◆ **Task objective**
Write out the lines below as a JSON list of strings, with one string for each line and no blank lines. Leave the pictures out.

※ ※ ※

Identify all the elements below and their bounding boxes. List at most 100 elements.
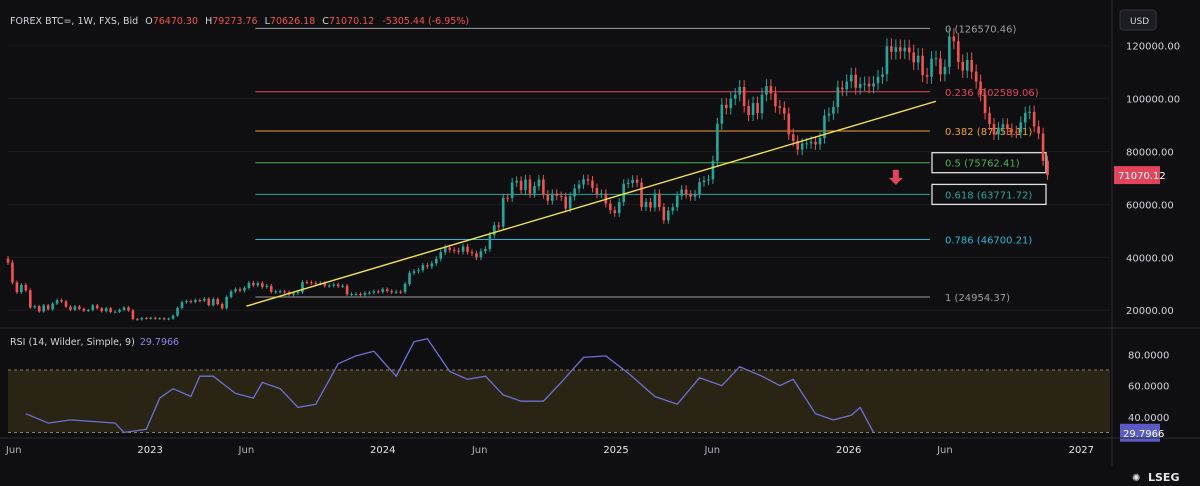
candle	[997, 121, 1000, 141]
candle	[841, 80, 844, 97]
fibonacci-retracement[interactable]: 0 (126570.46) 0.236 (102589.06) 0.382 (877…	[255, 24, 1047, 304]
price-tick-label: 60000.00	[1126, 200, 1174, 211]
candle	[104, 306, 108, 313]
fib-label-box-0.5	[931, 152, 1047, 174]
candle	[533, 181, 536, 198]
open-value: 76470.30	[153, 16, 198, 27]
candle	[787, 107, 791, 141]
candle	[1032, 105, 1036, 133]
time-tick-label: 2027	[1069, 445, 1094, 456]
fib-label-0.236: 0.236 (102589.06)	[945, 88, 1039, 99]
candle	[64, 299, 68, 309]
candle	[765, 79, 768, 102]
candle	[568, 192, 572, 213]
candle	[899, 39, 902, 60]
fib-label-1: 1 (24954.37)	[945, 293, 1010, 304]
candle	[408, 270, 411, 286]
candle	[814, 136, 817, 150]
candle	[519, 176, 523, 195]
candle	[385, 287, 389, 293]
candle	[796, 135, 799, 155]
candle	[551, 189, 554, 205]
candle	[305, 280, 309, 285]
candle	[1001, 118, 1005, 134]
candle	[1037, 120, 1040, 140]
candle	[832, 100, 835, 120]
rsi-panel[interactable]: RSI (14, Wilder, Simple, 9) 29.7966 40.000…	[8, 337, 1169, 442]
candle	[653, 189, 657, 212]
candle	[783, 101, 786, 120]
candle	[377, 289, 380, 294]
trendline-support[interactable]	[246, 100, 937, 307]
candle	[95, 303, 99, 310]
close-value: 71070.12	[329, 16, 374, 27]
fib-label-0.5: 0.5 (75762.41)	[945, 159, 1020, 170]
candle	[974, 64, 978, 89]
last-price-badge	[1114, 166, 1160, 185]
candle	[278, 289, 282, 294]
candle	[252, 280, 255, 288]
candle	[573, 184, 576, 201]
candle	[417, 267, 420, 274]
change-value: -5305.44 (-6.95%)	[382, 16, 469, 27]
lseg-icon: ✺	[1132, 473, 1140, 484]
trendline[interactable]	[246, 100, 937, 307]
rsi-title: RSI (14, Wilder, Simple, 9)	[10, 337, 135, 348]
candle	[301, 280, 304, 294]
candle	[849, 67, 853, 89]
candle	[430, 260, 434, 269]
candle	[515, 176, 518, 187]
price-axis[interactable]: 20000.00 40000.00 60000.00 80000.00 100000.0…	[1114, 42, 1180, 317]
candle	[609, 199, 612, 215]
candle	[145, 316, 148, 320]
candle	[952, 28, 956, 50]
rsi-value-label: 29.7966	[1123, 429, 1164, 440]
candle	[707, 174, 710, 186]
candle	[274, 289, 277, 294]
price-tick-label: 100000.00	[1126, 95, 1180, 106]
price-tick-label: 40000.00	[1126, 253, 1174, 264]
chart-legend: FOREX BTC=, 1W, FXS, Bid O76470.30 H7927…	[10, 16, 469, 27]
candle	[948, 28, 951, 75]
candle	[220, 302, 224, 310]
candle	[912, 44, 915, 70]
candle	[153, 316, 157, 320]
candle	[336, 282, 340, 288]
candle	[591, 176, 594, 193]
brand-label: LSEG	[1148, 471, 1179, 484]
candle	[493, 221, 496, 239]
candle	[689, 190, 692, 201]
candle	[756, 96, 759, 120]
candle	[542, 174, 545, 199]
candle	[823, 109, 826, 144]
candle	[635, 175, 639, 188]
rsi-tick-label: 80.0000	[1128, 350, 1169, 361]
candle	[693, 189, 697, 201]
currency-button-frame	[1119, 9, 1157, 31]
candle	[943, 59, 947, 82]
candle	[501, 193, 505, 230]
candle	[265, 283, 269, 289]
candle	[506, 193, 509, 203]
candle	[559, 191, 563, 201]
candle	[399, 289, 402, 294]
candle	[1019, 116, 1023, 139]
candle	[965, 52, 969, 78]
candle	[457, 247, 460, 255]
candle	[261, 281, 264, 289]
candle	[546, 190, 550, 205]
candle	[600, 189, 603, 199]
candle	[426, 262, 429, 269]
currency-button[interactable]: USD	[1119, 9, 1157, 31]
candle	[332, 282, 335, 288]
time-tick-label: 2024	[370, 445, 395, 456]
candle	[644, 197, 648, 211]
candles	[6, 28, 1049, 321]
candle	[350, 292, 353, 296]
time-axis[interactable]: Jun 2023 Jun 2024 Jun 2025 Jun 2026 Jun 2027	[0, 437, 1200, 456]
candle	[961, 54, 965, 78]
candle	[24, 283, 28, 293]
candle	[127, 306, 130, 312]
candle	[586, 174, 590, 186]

※ ※ ※

◆ **Response to the exercise**
[
  "Identify all the elements below and their bounding boxes. List at most 100 elements.",
  "candle\t[997, 121, 1000, 141]",
  "candle\t[841, 80, 844, 97]",
  "fibonacci-retracement[interactable]: 0 (126570.46) 0.236 (102589.06) 0.382 (877…\t[255, 24, 1047, 304]",
  "price-tick-label: 60000.00\t[1126, 200, 1174, 211]",
  "candle\t[104, 306, 108, 313]",
  "fib-label-box-0.5\t[931, 152, 1047, 174]",
  "candle\t[533, 181, 536, 198]",
  "open-value: 76470.30\t[153, 16, 198, 27]",
  "candle\t[787, 107, 791, 141]",
  "candle\t[1032, 105, 1036, 133]",
  "time-tick-label: 2027\t[1069, 445, 1094, 456]",
  "fib-label-0.236: 0.236 (102589.06)\t[945, 88, 1039, 99]",
  "candle\t[64, 299, 68, 309]",
  "candle\t[765, 79, 768, 102]",
  "candle\t[568, 192, 572, 213]",
  "candle\t[899, 39, 902, 60]",
  "fib-label-1: 1 (24954.37)\t[945, 293, 1010, 304]",
  "candle\t[408, 270, 411, 286]",
  "candle\t[814, 136, 817, 150]",
  "candle\t[519, 176, 523, 195]",
  "candle\t[385, 287, 389, 293]",
  "candle\t[796, 135, 799, 155]",
  "candle\t[551, 189, 554, 205]",
  "candle\t[305, 280, 309, 285]",
  "candle\t[1001, 118, 1005, 134]",
  "candle\t[1037, 120, 1040, 140]",
  "candle\t[832, 100, 835, 120]",
  "rsi-panel[interactable]: RSI (14, Wilder, Simple, 9) 29.7966 40.000…\t[8, 337, 1169, 442]",
  "candle\t[653, 189, 657, 212]",
  "candle\t[783, 101, 786, 120]",
  "candle\t[377, 289, 380, 294]",
  "trendline-support[interactable]\t[246, 100, 937, 307]",
  "candle\t[95, 303, 99, 310]",
  "close-value: 71070.12\t[329, 16, 374, 27]",
  "fib-label-0.5: 0.5 (75762.41)\t[945, 159, 1020, 170]",
  "candle\t[974, 64, 978, 89]",
  "last-price-badge\t[1114, 166, 1160, 185]",
  "candle\t[278, 289, 282, 294]",
  "candle\t[252, 280, 255, 288]",
  "candle\t[573, 184, 576, 201]",
  "candle\t[417, 267, 420, 274]",
  "change-value: -5305.44 (-6.95%)\t[382, 16, 469, 27]",
  "lseg-icon: ✺\t[1132, 473, 1140, 484]",
  "trendline[interactable]\t[246, 100, 937, 307]",
  "rsi-title: RSI (14, Wilder, Simple, 9)\t[10, 337, 135, 348]",
  "candle\t[301, 280, 304, 294]",
  "candle\t[849, 67, 853, 89]",
  "candle\t[430, 260, 434, 269]",
  "candle\t[515, 176, 518, 187]",
  "price-axis[interactable]: 20000.00 40000.00 60000.00 80000.00 100000.0…\t[1114, 42, 1180, 317]",
  "candle\t[609, 199, 612, 215]",
  "candle\t[145, 316, 148, 320]",
  "candle\t[952, 28, 956, 50]",
  "rsi-value-label: 29.7966\t[1123, 429, 1164, 440]",
  "candle\t[707, 174, 710, 186]",
  "candle\t[274, 289, 277, 294]",
  "price-tick-label: 100000.00\t[1126, 95, 1180, 106]",
  "price-tick-label: 40000.00\t[1126, 253, 1174, 264]",
  "chart-legend: FOREX BTC=, 1W, FXS, Bid O76470.30 H7927…\t[10, 16, 469, 27]",
  "candle\t[948, 28, 951, 75]",
  "candle\t[220, 302, 224, 310]",
  "candle\t[912, 44, 915, 70]",
  "candle\t[153, 316, 157, 320]",
  "candle\t[336, 282, 340, 288]",
  "candle\t[591, 176, 594, 193]",
  "brand-label: LSEG\t[1148, 471, 1179, 484]",
  "candle\t[493, 221, 496, 239]",
  "candle\t[689, 190, 692, 201]",
  "candle\t[756, 96, 759, 120]",
  "candle\t[542, 174, 545, 199]",
  "candle\t[823, 109, 826, 144]",
  "candle\t[635, 175, 639, 188]",
  "rsi-tick-label: 80.0000\t[1128, 350, 1169, 361]",
  "candle\t[693, 189, 697, 201]",
  "currency-button-frame\t[1119, 9, 1157, 31]",
  "candle\t[943, 59, 947, 82]",
  "candle\t[501, 193, 505, 230]",
  "candle\t[265, 283, 269, 289]",
  "candle\t[506, 193, 509, 203]",
  "candle\t[559, 191, 563, 201]",
  "candle\t[399, 289, 402, 294]",
  "candle\t[1019, 116, 1023, 139]",
  "candle\t[965, 52, 969, 78]",
  "candle\t[457, 247, 460, 255]",
  "candle\t[261, 281, 264, 289]",
  "candle\t[546, 190, 550, 205]",
  "candle\t[600, 189, 603, 199]",
  "candle\t[426, 262, 429, 269]",
  "currency-button[interactable]: USD\t[1119, 9, 1157, 31]",
  "candle\t[332, 282, 335, 288]",
  "time-tick-label: 2024\t[370, 445, 395, 456]",
  "candle\t[644, 197, 648, 211]",
  "candles\t[6, 28, 1049, 321]",
  "candle\t[350, 292, 353, 296]",
  "time-axis[interactable]: Jun 2023 Jun 2024 Jun 2025 Jun 2026 Jun 2027\t[0, 437, 1200, 456]",
  "candle\t[961, 54, 965, 78]",
  "candle\t[24, 283, 28, 293]",
  "candle\t[127, 306, 130, 312]",
  "candle\t[586, 174, 590, 186]"
]